• Set task: Every line of the material is to be quoted verbatim, minus the pictures.

* BEGIN *

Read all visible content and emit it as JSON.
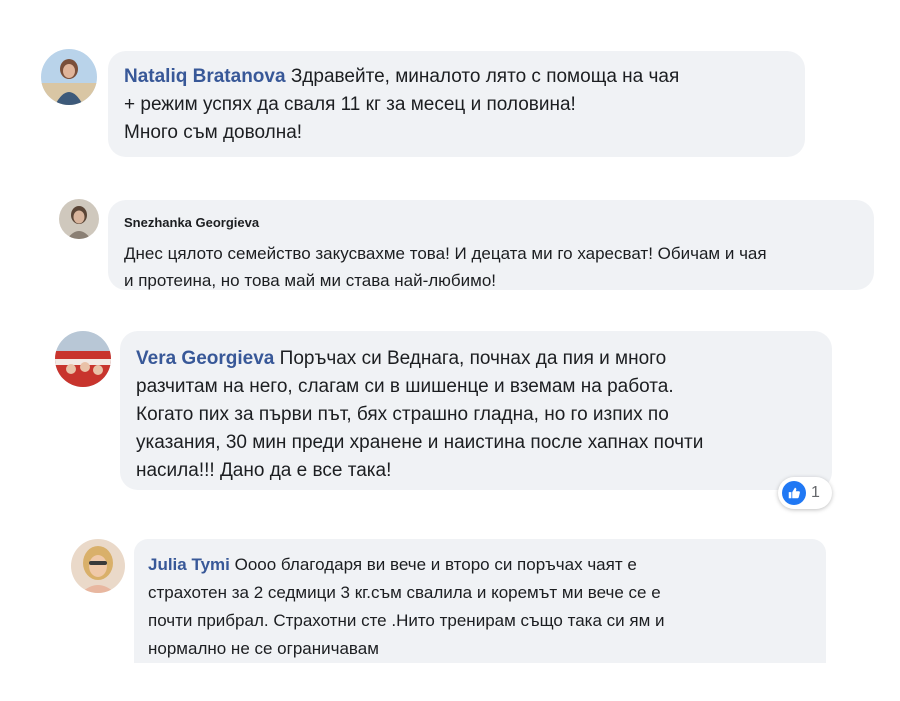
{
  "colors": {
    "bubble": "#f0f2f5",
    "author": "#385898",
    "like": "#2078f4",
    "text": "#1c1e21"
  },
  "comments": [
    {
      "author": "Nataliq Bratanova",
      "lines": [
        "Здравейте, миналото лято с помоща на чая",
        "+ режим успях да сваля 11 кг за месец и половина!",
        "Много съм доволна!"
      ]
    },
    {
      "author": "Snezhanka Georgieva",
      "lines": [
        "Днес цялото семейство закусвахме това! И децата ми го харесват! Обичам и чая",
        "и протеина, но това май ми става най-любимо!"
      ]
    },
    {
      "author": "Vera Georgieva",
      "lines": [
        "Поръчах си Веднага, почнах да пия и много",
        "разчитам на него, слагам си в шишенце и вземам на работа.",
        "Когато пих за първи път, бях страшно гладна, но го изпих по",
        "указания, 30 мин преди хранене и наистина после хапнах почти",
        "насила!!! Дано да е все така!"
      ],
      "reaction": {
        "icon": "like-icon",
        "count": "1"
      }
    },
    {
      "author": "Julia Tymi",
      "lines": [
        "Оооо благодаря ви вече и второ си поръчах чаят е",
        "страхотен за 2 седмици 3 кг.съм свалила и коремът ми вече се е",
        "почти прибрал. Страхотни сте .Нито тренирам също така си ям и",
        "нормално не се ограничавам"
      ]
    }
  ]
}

* END *

• Full response:
Read all visible content and emit it as JSON.
{
  "colors": {
    "bubble": "#f0f2f5",
    "author": "#385898",
    "like": "#2078f4",
    "text": "#1c1e21"
  },
  "comments": [
    {
      "author": "Nataliq Bratanova",
      "lines": [
        "Здравейте, миналото лято с помоща на чая",
        "+ режим успях да сваля 11 кг за месец и половина!",
        "Много съм доволна!"
      ]
    },
    {
      "author": "Snezhanka Georgieva",
      "lines": [
        "Днес цялото семейство закусвахме това! И децата ми го харесват! Обичам и чая",
        "и протеина, но това май ми става най-любимо!"
      ]
    },
    {
      "author": "Vera Georgieva",
      "lines": [
        "Поръчах си Веднага, почнах да пия и много",
        "разчитам на него, слагам си в шишенце и вземам на работа.",
        "Когато пих за първи път, бях страшно гладна, но го изпих по",
        "указания, 30 мин преди хранене и наистина после хапнах почти",
        "насила!!! Дано да е все така!"
      ],
      "reaction": {
        "icon": "like-icon",
        "count": "1"
      }
    },
    {
      "author": "Julia Tymi",
      "lines": [
        "Оооо благодаря ви вече и второ си поръчах чаят е",
        "страхотен за 2 седмици 3 кг.съм свалила и коремът ми вече се е",
        "почти прибрал. Страхотни сте .Нито тренирам също така си ям и",
        "нормално не се ограничавам"
      ]
    }
  ]
}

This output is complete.